[Tâches à réaliser]:
1: D'après le texte fourni, de combien a chuté en avril le chiffre d'affaires de Fly 7 Executive Aviation ?
2: Reprenez sous forme de liste courte le paragraphe du texte fourni qui commence par « L'aéroport de Genève fête », en gardant ses faits principaux.

[Texte fourni]:
______________________________
Vers une hausse des prix
Les compagnies de ligne, rarement propriétaires de leurs appareils, seront peut-être forcées de les remettre à leurs banques, qui pourraient ensuite les brader, selon des observateurs. D’autres estiment que les tarifs pour voyager grimperont, d’autant plus si les avions sont peu remplis.
«L’aviation d’affaires pourrait tirer son épingle du jeu», estime Yves Roch, patron de Fly 7 Executive Aviation, une entreprise lausannoise qui gère une vingtaine de Pilatus, cloués au sol, et dont le chiffre d’affaires a chuté de 95% en avril. «L’aviation d’affaires est rarement propriétaire des avions, qui appartiennent à des entreprises ou des gens fortunés, elle a moins de coûts fixes, et répondre à des normes sanitaires, c’est plus facile sur un avion de huit places qu’on peut désinfecter rapidement que sur un gros-porteur», selon Yves Roch.
L’aéroport de Genève fête son centième anniversaire cette année, et pour l’occasion une série d’événements avaient été organisés, comme un concert du groupe Kraftwerk, qui a été reporté, ou un brunch paysan, annulé. Prévue en mai, une conférence sur le rôle des aéroports à l’heure des pandémies a été reportée à cet automne.
______________________________
[Extraits des lignes]:
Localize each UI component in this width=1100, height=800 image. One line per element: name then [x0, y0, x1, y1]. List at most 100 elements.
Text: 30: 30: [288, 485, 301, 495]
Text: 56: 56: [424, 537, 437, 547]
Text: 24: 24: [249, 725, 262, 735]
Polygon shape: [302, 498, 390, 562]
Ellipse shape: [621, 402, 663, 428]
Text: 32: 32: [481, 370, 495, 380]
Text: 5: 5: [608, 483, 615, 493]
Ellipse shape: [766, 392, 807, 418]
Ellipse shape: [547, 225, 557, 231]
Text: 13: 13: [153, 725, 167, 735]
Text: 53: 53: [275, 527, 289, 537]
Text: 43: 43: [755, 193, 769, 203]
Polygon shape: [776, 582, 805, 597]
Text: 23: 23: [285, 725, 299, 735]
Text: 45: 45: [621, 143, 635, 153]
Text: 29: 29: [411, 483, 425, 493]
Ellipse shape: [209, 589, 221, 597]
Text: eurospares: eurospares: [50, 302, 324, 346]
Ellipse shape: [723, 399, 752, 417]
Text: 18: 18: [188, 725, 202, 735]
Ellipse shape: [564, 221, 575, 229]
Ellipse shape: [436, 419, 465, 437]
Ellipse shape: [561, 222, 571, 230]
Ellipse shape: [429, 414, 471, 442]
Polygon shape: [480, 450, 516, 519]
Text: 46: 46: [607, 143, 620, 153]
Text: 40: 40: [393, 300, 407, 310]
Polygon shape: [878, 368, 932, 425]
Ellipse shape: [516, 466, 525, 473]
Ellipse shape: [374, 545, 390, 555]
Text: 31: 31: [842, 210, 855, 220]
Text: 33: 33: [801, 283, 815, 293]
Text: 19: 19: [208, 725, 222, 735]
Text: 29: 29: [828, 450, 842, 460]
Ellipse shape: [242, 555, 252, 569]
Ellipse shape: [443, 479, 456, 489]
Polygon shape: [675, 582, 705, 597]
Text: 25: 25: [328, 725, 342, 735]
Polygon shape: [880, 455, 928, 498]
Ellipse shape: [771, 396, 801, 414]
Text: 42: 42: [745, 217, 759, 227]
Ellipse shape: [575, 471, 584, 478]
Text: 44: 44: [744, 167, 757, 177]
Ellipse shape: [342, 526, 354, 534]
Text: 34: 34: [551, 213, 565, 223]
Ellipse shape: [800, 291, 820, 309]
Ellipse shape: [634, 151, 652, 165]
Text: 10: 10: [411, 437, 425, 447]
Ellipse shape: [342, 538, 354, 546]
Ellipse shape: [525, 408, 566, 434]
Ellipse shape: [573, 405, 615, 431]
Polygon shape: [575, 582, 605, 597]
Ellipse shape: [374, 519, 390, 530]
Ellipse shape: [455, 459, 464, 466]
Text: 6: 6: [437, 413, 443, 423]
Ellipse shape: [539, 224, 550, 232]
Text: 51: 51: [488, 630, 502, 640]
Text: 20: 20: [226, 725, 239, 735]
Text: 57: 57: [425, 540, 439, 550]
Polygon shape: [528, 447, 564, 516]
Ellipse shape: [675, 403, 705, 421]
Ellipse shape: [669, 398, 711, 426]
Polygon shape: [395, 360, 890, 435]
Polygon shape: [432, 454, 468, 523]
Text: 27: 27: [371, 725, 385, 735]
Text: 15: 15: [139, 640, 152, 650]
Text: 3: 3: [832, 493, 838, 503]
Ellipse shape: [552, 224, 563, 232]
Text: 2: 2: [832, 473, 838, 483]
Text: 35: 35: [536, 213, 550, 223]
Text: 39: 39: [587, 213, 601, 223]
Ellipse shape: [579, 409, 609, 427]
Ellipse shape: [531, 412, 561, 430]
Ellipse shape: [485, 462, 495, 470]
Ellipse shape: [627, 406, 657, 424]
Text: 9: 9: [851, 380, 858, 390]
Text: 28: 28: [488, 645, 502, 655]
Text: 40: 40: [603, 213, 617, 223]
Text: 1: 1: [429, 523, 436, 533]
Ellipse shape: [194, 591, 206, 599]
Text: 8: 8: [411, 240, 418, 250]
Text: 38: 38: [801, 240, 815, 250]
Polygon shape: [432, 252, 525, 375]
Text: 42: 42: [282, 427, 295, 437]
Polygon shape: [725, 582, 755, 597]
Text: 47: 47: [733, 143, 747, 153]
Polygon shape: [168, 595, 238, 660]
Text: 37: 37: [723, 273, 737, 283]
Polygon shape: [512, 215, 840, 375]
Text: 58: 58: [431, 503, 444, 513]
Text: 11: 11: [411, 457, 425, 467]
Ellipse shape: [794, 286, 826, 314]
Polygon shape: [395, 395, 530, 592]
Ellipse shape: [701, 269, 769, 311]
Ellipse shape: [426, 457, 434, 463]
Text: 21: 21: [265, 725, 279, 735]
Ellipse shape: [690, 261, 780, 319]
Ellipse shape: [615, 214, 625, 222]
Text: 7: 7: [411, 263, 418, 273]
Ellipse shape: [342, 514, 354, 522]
______________________________
[Corrigés]:
1: Il a chuté de 95 %.

2:
- L'aéroport de Genève fête ses cent ans cette année.
- Plusieurs événements étaient prévus pour l'occasion.
- Le concert du groupe Kraftwerk a été reporté.
- Le brunch paysan a été annulé.
- La conférence sur le rôle des aéroports en temps de pandémie, prévue en mai, a été reportée à l'automne.